EXERCISE
Identify the lines that contain the string "rtdemand" and copy all of them.

WORKING DATA
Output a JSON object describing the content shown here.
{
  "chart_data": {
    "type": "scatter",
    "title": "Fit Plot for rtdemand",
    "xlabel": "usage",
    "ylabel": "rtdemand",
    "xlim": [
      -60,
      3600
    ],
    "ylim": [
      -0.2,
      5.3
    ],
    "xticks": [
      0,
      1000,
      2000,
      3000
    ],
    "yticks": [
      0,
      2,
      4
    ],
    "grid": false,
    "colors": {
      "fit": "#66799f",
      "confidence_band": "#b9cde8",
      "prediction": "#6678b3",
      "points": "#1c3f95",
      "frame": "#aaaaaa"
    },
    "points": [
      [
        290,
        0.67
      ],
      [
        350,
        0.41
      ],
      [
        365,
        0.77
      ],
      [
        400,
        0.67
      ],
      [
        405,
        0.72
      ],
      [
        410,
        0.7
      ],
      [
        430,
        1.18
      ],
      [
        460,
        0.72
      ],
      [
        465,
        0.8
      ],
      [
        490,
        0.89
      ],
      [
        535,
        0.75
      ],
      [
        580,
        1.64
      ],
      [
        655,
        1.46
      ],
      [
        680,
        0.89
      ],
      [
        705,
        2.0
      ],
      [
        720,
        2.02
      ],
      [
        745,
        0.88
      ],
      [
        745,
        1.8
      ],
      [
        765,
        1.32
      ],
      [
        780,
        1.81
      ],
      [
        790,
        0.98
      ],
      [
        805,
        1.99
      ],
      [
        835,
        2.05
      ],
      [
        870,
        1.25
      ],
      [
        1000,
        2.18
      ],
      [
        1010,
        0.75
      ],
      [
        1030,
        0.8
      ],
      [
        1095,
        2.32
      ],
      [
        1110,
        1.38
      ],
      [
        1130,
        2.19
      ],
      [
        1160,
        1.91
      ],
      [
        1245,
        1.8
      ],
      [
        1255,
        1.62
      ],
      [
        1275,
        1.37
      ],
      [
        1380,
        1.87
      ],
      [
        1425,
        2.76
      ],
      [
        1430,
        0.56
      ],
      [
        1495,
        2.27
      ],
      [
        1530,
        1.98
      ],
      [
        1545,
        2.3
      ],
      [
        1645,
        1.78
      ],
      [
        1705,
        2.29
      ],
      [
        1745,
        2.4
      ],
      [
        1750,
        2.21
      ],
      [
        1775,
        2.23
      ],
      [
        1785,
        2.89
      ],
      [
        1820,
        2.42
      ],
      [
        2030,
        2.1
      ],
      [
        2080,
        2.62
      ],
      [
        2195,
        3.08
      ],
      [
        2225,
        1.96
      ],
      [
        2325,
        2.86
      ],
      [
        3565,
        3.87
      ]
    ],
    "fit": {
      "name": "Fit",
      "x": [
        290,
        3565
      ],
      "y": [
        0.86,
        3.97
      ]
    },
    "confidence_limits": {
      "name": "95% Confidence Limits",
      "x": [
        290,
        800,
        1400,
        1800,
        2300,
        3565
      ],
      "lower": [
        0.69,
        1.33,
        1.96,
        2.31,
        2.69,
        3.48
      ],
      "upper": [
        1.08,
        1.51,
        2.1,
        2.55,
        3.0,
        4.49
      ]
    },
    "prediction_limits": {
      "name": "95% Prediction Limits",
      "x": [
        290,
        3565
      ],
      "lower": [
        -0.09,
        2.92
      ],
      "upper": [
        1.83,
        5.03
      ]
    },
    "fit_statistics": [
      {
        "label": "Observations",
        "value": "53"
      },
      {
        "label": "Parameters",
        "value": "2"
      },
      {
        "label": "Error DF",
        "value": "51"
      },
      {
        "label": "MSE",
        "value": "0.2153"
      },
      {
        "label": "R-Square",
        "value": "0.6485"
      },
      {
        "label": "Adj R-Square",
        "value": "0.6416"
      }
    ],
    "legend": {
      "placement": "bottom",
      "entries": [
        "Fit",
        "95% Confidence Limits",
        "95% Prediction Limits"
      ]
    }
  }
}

EXERCISE OUTPUT
    "title": "Fit Plot for rtdemand",
    "ylabel": "rtdemand",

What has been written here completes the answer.